▶ [Source records]:
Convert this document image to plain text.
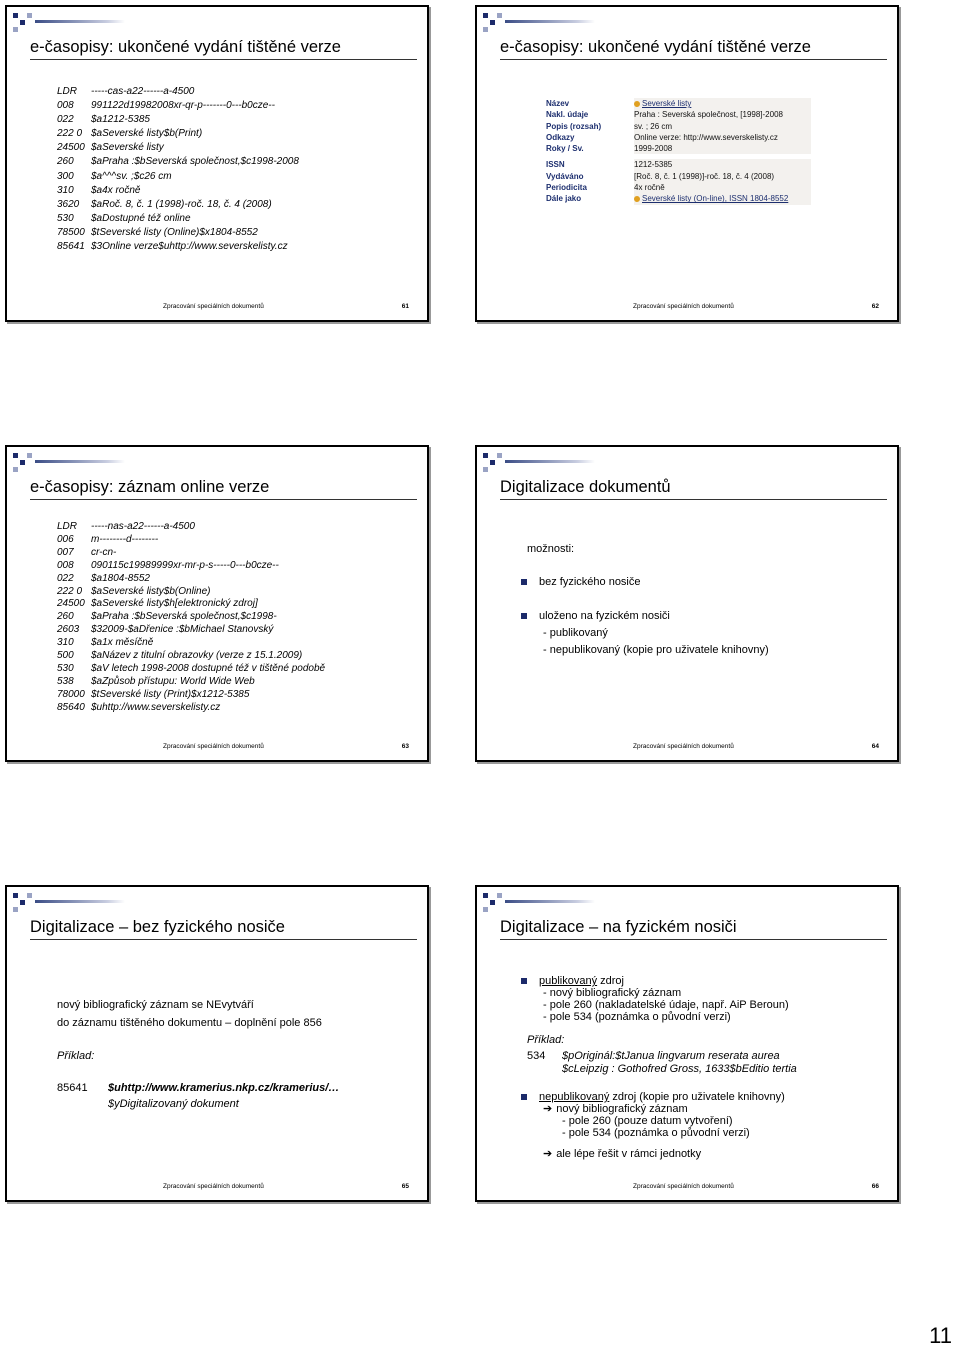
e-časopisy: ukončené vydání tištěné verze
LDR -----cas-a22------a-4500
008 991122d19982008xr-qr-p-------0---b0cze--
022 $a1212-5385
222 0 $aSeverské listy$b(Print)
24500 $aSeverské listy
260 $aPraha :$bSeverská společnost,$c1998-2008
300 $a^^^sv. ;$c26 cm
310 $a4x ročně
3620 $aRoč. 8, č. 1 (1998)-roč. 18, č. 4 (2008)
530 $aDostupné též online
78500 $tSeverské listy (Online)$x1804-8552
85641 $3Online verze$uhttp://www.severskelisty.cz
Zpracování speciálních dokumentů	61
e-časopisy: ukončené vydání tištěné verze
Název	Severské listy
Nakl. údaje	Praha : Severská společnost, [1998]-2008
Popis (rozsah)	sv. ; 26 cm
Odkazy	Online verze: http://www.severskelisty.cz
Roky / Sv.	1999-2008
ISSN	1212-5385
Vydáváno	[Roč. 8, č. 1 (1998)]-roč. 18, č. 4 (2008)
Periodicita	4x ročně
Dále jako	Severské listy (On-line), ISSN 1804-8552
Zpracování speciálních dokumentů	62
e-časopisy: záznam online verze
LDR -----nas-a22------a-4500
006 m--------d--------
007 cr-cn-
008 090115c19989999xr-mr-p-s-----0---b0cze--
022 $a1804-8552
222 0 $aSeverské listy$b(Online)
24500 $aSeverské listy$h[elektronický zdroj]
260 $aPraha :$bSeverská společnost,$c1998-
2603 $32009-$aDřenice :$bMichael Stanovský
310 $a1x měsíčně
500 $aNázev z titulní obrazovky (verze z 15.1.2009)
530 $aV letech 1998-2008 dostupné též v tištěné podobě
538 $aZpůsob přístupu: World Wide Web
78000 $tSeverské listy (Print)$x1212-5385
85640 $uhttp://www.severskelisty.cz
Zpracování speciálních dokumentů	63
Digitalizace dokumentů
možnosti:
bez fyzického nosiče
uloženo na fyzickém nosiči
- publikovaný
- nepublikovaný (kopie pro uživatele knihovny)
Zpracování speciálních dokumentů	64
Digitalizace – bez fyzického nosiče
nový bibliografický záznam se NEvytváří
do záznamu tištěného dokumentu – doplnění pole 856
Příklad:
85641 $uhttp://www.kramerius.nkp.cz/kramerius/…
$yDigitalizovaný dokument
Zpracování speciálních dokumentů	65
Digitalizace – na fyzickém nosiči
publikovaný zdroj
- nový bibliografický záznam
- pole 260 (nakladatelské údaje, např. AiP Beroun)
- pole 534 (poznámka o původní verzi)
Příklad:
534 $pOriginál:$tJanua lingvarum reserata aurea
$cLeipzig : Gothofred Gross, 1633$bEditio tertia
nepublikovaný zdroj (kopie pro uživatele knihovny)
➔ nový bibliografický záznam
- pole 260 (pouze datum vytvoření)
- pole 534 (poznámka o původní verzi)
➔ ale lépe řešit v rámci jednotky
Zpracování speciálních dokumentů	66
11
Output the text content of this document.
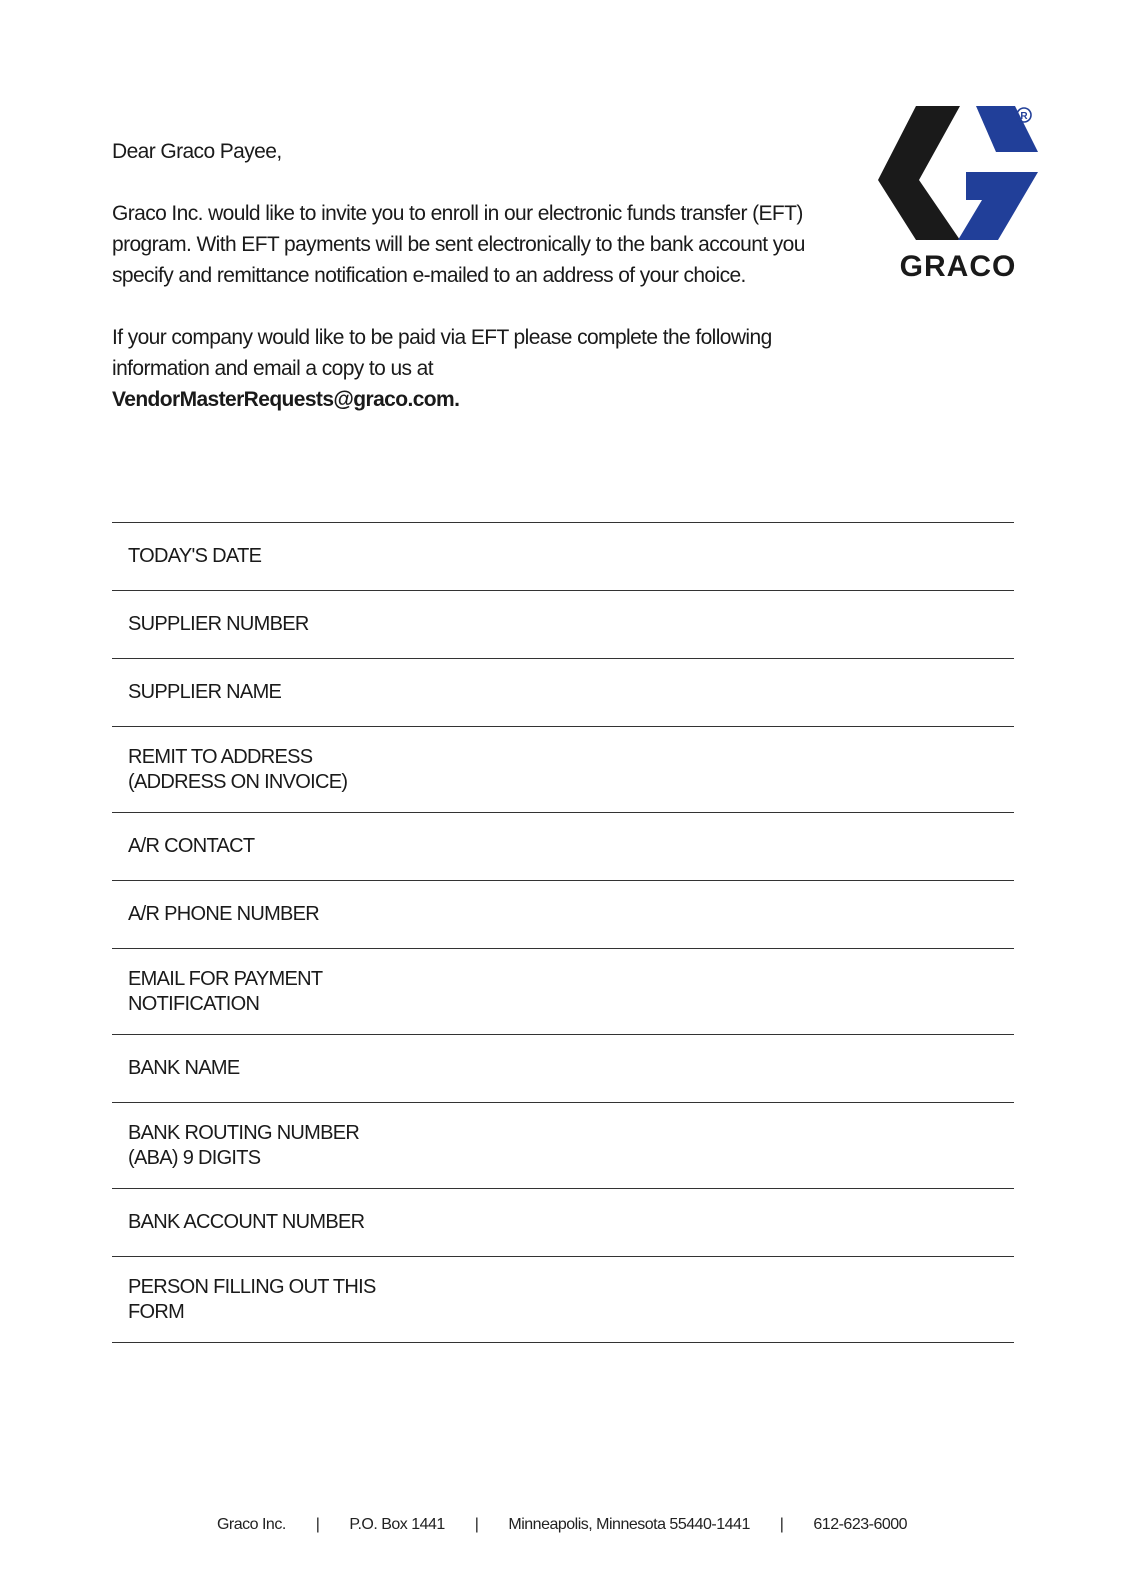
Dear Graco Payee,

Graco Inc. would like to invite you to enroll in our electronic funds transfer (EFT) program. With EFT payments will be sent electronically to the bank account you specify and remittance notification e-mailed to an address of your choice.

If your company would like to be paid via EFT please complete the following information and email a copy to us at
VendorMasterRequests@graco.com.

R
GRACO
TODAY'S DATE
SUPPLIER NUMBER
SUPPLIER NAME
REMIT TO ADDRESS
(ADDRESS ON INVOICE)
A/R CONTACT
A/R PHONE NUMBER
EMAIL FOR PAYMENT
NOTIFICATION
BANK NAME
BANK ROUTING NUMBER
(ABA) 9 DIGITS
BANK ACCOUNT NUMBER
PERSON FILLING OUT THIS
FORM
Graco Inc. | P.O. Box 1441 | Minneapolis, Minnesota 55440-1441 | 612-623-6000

▶ [What is needed]: Find the word "like" in the material, then list each line that holds it.

▶ [Result below]:
Graco Inc. would like to invite you to enroll in our electronic funds transfer (EFT) program. With EFT payments will be sent electronically to the bank account you specify and remittance notification e-mailed to an address of your choice.
If your company would like to be paid via EFT please complete the following information and email a copy to us at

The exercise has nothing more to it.